Find the line containing "What text is on this page?". Reproduce it and every line after it up to the end of the records, exactly as written.

*Information supplied*.
==============================

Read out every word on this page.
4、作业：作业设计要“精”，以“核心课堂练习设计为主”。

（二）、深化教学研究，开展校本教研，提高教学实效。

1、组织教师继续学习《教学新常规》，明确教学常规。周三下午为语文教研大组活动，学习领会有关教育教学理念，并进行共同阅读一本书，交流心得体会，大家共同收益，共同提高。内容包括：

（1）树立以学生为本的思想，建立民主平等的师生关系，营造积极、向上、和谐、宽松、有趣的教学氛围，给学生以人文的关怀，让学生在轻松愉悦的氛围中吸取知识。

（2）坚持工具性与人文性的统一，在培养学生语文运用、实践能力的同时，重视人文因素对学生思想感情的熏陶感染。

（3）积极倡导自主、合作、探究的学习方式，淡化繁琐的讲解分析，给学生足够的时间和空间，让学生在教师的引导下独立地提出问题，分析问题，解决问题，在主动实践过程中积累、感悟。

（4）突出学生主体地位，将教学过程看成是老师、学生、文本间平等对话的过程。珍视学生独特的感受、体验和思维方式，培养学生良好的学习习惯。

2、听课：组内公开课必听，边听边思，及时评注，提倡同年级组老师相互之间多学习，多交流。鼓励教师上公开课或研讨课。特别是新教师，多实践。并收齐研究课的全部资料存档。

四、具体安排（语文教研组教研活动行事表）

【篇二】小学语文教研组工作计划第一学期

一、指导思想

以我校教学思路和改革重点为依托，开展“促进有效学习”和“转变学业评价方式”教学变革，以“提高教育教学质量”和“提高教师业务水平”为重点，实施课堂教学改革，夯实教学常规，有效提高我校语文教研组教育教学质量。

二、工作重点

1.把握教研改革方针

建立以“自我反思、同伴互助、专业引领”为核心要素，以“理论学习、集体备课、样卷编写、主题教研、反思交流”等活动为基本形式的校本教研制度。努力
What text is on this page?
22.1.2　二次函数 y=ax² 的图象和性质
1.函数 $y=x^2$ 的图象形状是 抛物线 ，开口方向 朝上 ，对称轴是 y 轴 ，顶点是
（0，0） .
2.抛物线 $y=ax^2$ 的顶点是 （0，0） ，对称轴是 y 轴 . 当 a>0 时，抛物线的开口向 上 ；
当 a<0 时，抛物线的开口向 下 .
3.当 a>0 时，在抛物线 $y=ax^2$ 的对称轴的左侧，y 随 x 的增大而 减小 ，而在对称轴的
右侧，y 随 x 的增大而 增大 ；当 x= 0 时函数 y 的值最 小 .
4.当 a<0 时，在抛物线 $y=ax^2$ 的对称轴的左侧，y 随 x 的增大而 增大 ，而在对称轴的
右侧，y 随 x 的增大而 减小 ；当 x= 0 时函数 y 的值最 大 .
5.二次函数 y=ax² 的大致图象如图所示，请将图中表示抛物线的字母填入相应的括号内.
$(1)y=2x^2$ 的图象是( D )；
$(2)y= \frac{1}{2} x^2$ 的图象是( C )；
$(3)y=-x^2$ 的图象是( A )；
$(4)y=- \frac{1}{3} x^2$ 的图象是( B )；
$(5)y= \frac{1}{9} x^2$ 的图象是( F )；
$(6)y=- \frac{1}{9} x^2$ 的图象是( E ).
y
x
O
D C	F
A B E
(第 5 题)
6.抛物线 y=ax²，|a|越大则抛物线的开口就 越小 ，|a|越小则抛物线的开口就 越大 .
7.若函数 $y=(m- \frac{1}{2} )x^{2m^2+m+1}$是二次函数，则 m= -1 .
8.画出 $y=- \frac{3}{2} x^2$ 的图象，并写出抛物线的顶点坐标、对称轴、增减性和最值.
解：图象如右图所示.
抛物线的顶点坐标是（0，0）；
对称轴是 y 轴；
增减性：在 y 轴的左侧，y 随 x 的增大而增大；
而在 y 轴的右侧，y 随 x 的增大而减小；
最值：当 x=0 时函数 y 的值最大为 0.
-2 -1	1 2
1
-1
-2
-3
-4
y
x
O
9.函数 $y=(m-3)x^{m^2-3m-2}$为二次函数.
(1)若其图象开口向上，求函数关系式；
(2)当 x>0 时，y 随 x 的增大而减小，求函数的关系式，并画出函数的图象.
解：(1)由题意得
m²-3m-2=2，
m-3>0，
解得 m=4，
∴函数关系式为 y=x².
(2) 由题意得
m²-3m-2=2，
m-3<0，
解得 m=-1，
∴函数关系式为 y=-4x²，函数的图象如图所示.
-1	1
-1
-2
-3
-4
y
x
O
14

==============================

*Solution for this task*.
What text is on this page?
22.1.2　二次函数 y=ax² 的图象和性质
1.函数 $y=x^2$ 的图象形状是 抛物线 ，开口方向 朝上 ，对称轴是 y 轴 ，顶点是
（0，0） .
2.抛物线 $y=ax^2$ 的顶点是 （0，0） ，对称轴是 y 轴 . 当 a>0 时，抛物线的开口向 上 ；
当 a<0 时，抛物线的开口向 下 .
3.当 a>0 时，在抛物线 $y=ax^2$ 的对称轴的左侧，y 随 x 的增大而 减小 ，而在对称轴的
右侧，y 随 x 的增大而 增大 ；当 x= 0 时函数 y 的值最 小 .
4.当 a<0 时，在抛物线 $y=ax^2$ 的对称轴的左侧，y 随 x 的增大而 增大 ，而在对称轴的
右侧，y 随 x 的增大而 减小 ；当 x= 0 时函数 y 的值最 大 .
5.二次函数 y=ax² 的大致图象如图所示，请将图中表示抛物线的字母填入相应的括号内.
$(1)y=2x^2$ 的图象是( D )；
$(2)y= \frac{1}{2} x^2$ 的图象是( C )；
$(3)y=-x^2$ 的图象是( A )；
$(4)y=- \frac{1}{3} x^2$ 的图象是( B )；
$(5)y= \frac{1}{9} x^2$ 的图象是( F )；
$(6)y=- \frac{1}{9} x^2$ 的图象是( E ).
y
x
O
D C	F
A B E
(第 5 题)
6.抛物线 y=ax²，|a|越大则抛物线的开口就 越小 ，|a|越小则抛物线的开口就 越大 .
7.若函数 $y=(m- \frac{1}{2} )x^{2m^2+m+1}$是二次函数，则 m= -1 .
8.画出 $y=- \frac{3}{2} x^2$ 的图象，并写出抛物线的顶点坐标、对称轴、增减性和最值.
解：图象如右图所示.
抛物线的顶点坐标是（0，0）；
对称轴是 y 轴；
增减性：在 y 轴的左侧，y 随 x 的增大而增大；
而在 y 轴的右侧，y 随 x 的增大而减小；
最值：当 x=0 时函数 y 的值最大为 0.
-2 -1	1 2
1
-1
-2
-3
-4
y
x
O
9.函数 $y=(m-3)x^{m^2-3m-2}$为二次函数.
(1)若其图象开口向上，求函数关系式；
(2)当 x>0 时，y 随 x 的增大而减小，求函数的关系式，并画出函数的图象.
解：(1)由题意得
m²-3m-2=2，
m-3>0，
解得 m=4，
∴函数关系式为 y=x².
(2) 由题意得
m²-3m-2=2，
m-3<0，
解得 m=-1，
∴函数关系式为 y=-4x²，函数的图象如图所示.
-1	1
-1
-2
-3
-4
y
x
O
14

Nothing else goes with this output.